____ Source passage

94 min | R | November 19, 2021 | National Geographic Documentary Films
A camera follows the doctors and nurses inside a Queens hospital during the first weeks of COVID, when nobody knows what works and the bodies keep coming. It films people doing the impossible job with no script and no end date. The result is the closest thing to standing in that room.
The First Wave drops the viewer inside Long Island Jewish Medical Center in Queens during the spring of 2020. New York is the epicenter. The hospital fills past capacity. The film tracks the staff and a handful of patients across four months as the disease overwhelms a system that was never built for it. This is not a movie about a virus. It is a movie about the people who stand between the virus and the dead, and what that costs them.
Dr. Nathalie Dougé carries the human center of the film. She treats the sick, loses patients she fights for, and reckons with the fact that the dead are disproportionately Black and Latino like her own family. Kellie Wunsch works the floor as a nurse whose exhaustion becomes its own character. Brussels Jabon is the patient the film returns to, a young woman intubated for weeks while her husband Naph and sister Athens wait outside for any word. The film names them as people, not statistics, and refuses to let their faces become a montage. Their fear is specific and their small recoveries are earned.

________
____ Records

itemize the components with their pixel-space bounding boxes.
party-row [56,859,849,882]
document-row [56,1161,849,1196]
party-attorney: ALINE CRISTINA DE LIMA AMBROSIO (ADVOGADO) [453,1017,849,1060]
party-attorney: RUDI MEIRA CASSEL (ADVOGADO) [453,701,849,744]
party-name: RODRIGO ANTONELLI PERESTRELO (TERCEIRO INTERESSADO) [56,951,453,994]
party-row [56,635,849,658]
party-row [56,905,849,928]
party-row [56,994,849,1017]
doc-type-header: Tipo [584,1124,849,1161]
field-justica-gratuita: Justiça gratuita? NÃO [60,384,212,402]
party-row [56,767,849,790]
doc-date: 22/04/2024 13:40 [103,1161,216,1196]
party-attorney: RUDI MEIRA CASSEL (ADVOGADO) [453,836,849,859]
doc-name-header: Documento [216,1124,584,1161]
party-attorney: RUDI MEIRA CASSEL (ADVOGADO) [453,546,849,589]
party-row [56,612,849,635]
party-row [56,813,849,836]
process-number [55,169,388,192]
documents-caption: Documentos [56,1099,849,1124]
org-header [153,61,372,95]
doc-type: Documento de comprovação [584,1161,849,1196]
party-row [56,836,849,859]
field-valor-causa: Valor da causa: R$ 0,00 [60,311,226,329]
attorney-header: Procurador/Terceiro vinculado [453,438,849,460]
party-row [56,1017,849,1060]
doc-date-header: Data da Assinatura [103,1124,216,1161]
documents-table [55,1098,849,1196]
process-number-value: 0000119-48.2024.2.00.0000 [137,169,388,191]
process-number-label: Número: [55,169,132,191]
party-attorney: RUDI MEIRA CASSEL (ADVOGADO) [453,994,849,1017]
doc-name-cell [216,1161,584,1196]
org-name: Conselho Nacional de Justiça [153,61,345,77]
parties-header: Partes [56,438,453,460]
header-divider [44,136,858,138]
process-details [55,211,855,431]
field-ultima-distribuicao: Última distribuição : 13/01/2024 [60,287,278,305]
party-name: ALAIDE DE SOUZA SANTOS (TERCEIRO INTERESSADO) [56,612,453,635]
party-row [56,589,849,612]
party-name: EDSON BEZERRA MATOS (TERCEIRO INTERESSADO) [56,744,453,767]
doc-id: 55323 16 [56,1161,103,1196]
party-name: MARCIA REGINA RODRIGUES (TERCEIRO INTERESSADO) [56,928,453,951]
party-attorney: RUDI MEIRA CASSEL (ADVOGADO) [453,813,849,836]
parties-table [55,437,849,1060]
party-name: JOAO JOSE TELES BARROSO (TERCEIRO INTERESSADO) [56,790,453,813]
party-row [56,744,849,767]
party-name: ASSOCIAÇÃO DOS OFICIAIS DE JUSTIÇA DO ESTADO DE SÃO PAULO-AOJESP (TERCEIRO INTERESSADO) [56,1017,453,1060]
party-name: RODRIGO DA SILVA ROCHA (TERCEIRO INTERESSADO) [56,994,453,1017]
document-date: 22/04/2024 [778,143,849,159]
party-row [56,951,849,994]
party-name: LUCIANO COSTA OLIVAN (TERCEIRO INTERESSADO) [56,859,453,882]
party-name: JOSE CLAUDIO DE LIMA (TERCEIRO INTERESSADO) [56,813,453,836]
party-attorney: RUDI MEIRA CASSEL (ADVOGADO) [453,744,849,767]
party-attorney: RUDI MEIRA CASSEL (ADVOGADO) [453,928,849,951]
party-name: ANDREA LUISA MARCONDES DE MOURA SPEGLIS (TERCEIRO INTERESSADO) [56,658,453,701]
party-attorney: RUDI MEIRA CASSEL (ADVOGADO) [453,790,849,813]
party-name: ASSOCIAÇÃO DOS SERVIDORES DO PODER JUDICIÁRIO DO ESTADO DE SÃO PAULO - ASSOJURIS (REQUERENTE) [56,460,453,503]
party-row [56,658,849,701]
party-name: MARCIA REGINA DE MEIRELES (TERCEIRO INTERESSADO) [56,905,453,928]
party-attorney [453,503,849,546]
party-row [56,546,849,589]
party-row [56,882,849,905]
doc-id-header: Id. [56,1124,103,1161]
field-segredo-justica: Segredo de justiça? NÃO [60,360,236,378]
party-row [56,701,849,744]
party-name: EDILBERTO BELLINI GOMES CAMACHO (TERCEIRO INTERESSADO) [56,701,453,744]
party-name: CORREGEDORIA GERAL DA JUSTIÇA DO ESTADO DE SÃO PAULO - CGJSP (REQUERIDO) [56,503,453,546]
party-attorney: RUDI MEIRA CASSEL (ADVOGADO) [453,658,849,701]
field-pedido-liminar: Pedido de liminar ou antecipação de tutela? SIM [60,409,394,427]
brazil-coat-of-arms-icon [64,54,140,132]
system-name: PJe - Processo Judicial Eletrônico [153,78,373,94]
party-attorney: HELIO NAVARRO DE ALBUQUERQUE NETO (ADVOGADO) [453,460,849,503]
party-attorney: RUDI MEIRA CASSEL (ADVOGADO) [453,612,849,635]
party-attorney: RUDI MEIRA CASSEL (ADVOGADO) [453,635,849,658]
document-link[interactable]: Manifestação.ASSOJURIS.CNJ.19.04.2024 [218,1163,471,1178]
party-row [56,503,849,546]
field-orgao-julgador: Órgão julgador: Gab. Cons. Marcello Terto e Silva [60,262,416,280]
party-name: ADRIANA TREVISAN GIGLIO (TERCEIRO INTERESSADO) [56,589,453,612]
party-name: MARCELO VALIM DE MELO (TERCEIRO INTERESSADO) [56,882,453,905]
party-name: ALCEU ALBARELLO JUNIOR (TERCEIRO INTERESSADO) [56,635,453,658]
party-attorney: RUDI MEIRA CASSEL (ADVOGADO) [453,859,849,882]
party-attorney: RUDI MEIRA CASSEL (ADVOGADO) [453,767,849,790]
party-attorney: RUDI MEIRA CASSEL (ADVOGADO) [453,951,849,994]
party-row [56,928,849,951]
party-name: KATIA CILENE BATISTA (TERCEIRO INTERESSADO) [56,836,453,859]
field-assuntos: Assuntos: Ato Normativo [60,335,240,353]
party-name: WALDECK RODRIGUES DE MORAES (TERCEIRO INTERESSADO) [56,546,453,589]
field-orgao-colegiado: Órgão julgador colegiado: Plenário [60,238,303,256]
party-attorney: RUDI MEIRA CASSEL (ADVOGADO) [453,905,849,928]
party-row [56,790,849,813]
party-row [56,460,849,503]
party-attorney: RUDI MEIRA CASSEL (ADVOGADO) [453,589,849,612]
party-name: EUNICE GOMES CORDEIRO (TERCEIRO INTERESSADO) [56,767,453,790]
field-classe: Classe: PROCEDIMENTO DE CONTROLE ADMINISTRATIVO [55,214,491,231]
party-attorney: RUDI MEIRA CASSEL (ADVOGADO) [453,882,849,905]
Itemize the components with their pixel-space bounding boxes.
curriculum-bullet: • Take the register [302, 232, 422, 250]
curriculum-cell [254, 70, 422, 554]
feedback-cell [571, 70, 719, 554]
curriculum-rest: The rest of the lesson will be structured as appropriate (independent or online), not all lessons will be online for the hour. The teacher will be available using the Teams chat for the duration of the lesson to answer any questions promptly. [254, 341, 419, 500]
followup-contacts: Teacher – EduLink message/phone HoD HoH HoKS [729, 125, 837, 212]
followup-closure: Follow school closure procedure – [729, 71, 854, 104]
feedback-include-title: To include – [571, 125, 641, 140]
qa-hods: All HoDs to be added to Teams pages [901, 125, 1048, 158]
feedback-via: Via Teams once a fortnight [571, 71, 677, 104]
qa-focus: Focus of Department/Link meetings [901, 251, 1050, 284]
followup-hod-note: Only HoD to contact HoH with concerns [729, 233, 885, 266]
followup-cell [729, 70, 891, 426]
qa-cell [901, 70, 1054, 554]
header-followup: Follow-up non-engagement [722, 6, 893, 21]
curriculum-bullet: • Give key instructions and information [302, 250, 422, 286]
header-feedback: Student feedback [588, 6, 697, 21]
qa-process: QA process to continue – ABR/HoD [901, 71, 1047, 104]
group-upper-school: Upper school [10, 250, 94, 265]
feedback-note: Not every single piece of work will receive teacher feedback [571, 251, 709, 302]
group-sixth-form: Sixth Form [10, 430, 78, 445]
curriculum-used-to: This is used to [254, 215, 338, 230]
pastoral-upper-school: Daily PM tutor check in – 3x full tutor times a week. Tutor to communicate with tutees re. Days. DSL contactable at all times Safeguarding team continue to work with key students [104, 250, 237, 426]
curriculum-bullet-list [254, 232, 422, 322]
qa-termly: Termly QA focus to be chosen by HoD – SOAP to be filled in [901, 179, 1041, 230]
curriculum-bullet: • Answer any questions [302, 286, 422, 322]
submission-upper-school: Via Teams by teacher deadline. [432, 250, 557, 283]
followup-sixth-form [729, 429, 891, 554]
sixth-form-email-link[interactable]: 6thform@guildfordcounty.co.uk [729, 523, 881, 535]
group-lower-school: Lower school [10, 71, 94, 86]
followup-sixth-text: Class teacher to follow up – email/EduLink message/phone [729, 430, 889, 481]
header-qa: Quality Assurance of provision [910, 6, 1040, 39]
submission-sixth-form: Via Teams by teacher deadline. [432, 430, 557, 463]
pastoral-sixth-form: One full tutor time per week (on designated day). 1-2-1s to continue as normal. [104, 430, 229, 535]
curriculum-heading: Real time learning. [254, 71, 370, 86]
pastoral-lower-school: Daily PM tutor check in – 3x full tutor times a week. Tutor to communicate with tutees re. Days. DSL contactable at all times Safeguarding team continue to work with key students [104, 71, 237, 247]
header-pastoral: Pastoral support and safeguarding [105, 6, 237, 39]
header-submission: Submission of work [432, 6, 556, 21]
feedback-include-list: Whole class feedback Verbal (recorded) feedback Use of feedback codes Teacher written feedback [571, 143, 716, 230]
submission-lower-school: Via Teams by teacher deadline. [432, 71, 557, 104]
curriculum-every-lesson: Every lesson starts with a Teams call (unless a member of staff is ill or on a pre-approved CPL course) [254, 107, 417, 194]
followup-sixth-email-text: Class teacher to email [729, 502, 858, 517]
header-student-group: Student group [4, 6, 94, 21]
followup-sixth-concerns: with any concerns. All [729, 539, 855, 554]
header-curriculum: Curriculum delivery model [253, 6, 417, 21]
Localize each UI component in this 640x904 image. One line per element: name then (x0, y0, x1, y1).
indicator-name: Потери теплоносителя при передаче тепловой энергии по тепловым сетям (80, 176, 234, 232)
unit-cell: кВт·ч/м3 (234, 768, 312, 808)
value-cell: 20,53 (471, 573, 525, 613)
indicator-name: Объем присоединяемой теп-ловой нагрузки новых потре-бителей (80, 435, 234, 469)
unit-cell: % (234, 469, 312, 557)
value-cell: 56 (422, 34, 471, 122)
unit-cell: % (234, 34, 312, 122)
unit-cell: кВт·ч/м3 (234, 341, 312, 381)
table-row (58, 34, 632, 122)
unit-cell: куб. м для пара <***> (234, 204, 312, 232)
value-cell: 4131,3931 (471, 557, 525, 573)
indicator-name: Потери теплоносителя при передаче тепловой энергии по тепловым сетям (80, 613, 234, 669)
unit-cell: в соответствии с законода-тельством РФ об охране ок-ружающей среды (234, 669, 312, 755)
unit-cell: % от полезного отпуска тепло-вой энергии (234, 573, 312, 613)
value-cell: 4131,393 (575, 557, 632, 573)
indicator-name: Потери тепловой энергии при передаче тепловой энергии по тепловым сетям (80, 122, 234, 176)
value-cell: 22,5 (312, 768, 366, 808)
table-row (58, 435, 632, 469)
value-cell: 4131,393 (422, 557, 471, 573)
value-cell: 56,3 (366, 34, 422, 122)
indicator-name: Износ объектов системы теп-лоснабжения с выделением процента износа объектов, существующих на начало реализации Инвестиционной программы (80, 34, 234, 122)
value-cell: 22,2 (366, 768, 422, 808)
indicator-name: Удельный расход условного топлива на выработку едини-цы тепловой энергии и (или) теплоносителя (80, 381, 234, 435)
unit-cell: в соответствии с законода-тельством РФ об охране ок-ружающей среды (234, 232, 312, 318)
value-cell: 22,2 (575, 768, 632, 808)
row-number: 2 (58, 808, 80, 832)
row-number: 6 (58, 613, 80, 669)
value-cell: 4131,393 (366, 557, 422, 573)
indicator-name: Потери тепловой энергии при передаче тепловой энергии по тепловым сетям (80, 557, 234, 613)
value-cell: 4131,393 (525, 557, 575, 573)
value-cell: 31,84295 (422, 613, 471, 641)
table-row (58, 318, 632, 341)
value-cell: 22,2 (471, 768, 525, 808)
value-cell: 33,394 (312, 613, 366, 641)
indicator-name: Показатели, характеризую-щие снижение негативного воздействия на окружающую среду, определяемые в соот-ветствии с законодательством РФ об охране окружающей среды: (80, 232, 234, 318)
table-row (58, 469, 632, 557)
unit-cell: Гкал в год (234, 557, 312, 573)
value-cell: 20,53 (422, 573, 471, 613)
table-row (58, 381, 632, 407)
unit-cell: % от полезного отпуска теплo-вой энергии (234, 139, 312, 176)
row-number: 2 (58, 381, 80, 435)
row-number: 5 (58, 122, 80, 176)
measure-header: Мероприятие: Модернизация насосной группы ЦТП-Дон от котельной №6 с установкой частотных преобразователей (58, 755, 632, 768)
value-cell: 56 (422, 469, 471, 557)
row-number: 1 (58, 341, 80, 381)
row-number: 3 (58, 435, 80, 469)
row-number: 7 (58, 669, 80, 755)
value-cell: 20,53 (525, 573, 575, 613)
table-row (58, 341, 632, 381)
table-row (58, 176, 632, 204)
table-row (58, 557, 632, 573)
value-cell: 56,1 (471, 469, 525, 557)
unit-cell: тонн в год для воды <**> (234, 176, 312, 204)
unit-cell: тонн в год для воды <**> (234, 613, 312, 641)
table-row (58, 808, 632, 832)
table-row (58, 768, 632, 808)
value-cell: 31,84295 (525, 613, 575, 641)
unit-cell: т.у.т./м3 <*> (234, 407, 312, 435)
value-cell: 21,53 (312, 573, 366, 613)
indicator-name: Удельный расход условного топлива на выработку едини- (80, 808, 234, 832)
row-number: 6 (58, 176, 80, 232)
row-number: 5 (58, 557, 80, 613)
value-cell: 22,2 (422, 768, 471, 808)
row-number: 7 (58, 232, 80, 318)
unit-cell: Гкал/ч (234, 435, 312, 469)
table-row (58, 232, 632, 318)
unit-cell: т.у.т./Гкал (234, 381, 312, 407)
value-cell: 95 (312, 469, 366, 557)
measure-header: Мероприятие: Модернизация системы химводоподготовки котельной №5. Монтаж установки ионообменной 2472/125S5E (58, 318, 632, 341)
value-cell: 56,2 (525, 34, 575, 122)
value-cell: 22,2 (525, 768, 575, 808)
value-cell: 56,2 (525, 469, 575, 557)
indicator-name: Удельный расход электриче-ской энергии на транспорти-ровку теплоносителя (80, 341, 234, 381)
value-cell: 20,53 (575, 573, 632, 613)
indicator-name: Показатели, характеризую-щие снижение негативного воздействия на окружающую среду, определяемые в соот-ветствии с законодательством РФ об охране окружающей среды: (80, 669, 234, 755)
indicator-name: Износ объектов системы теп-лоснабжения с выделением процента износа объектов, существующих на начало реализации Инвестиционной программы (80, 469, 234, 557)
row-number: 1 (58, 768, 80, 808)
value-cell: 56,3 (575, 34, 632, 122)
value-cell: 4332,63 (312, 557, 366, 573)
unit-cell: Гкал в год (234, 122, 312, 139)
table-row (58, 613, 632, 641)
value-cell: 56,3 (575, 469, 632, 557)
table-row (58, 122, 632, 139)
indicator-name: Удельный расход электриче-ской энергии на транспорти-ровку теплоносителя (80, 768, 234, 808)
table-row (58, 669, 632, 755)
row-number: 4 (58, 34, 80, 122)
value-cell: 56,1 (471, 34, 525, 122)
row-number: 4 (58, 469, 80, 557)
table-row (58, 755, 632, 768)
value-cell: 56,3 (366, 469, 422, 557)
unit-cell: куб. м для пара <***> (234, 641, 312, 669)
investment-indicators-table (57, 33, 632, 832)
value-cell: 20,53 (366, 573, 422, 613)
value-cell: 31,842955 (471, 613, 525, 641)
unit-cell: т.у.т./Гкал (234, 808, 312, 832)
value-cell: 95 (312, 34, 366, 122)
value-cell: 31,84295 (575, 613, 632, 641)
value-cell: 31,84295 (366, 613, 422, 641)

________

[Prompt A] Translate this sentence from the description of The First Wave into Spanish: "Kellie Wunsch works the floor as a nurse whose exhaustion becomes its own character."
[Prompt B] Extend the description of the film The First Wave, picking up after its final sentence.

[Response A] Kellie Wunsch trabaja en planta como una enfermera cuyo agotamiento se convierte en un personaje en sí mismo.

[Response B]
Matthew Heineman directs with the embedded vérité method he built on his earlier frontline work, and the absence of a credited screenwriter is the point. There is no narrator and no talking-head interview to explain what you are seeing. The cinematography moves with handheld urgency through hallways crowded with ventilators and prone bodies, then holds still on a single masked face long enough to find the person under the PPE. The editing intercuts the medical chaos with the protests over George Floyd erupting outside, drawing a line between who fills the hospital beds and who fills the streets. The sound design lets the beeping monitors and the muffled voices through masks carry the dread without a score telling you how to feel.
What makes the film land is its refusal to flinch and its refusal to exploit. Heineman could have built a horror movie out of this footage. Instead he builds a record of endurance, where the camera sits in the silence after a death and the staff keep moving because the next patient is already crashing. The film captures a moment the country was already eager to forget while it was still happening. It insists that you remember the faces, and it earns the right to ask that of you.